Data records
--- START ---
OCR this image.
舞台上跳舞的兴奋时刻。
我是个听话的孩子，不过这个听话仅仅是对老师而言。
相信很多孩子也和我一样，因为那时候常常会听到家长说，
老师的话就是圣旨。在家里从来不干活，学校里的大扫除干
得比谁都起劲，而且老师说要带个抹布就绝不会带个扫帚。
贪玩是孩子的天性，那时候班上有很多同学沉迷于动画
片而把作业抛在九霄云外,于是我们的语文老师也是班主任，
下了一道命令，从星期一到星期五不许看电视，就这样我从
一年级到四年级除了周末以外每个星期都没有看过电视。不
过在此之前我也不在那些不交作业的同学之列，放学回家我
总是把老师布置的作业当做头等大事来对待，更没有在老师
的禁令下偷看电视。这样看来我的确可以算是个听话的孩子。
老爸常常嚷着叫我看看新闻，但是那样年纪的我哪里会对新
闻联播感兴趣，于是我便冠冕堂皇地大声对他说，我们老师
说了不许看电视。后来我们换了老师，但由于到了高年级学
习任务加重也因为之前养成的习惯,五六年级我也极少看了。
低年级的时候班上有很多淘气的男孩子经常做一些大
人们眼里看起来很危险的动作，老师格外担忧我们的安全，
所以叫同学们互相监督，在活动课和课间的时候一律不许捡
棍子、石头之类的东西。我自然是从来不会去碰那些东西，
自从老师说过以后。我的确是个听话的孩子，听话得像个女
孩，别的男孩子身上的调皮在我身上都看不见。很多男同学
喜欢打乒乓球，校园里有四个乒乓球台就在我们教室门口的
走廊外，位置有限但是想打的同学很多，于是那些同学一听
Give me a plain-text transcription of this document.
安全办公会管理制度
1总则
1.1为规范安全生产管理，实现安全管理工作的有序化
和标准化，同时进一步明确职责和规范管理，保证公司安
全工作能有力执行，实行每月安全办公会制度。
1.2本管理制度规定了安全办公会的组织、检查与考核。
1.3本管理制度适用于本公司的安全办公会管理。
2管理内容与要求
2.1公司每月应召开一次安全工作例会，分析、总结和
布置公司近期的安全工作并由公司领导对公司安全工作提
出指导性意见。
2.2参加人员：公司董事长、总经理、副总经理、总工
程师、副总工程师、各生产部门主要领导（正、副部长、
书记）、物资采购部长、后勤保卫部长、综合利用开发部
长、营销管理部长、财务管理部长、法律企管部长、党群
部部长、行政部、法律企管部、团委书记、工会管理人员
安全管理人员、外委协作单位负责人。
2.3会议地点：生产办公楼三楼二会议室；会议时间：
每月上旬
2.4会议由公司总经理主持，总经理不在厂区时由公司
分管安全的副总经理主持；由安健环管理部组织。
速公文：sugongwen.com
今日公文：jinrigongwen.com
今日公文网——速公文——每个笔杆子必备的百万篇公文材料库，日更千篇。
--- END ---
Transcribe the material above word for word.

OCR this image.
舞台上跳舞的兴奋时刻。
我是个听话的孩子，不过这个听话仅仅是对老师而言。
相信很多孩子也和我一样，因为那时候常常会听到家长说，
老师的话就是圣旨。在家里从来不干活，学校里的大扫除干
得比谁都起劲，而且老师说要带个抹布就绝不会带个扫帚。
贪玩是孩子的天性，那时候班上有很多同学沉迷于动画
片而把作业抛在九霄云外,于是我们的语文老师也是班主任，
下了一道命令，从星期一到星期五不许看电视，就这样我从
一年级到四年级除了周末以外每个星期都没有看过电视。不
过在此之前我也不在那些不交作业的同学之列，放学回家我
总是把老师布置的作业当做头等大事来对待，更没有在老师
的禁令下偷看电视。这样看来我的确可以算是个听话的孩子。
老爸常常嚷着叫我看看新闻，但是那样年纪的我哪里会对新
闻联播感兴趣，于是我便冠冕堂皇地大声对他说，我们老师
说了不许看电视。后来我们换了老师，但由于到了高年级学
习任务加重也因为之前养成的习惯,五六年级我也极少看了。
低年级的时候班上有很多淘气的男孩子经常做一些大
人们眼里看起来很危险的动作，老师格外担忧我们的安全，
所以叫同学们互相监督，在活动课和课间的时候一律不许捡
棍子、石头之类的东西。我自然是从来不会去碰那些东西，
自从老师说过以后。我的确是个听话的孩子，听话得像个女
孩，别的男孩子身上的调皮在我身上都看不见。很多男同学
喜欢打乒乓球，校园里有四个乒乓球台就在我们教室门口的
走廊外，位置有限但是想打的同学很多，于是那些同学一听
Give me a plain-text transcription of this document.
安全办公会管理制度
1总则
1.1为规范安全生产管理，实现安全管理工作的有序化
和标准化，同时进一步明确职责和规范管理，保证公司安
全工作能有力执行，实行每月安全办公会制度。
1.2本管理制度规定了安全办公会的组织、检查与考核。
1.3本管理制度适用于本公司的安全办公会管理。
2管理内容与要求
2.1公司每月应召开一次安全工作例会，分析、总结和
布置公司近期的安全工作并由公司领导对公司安全工作提
出指导性意见。
2.2参加人员：公司董事长、总经理、副总经理、总工
程师、副总工程师、各生产部门主要领导（正、副部长、
书记）、物资采购部长、后勤保卫部长、综合利用开发部
长、营销管理部长、财务管理部长、法律企管部长、党群
部部长、行政部、法律企管部、团委书记、工会管理人员
安全管理人员、外委协作单位负责人。
2.3会议地点：生产办公楼三楼二会议室；会议时间：
每月上旬
2.4会议由公司总经理主持，总经理不在厂区时由公司
分管安全的副总经理主持；由安健环管理部组织。
速公文：sugongwen.com
今日公文：jinrigongwen.com
今日公文网——速公文——每个笔杆子必备的百万篇公文材料库，日更千篇。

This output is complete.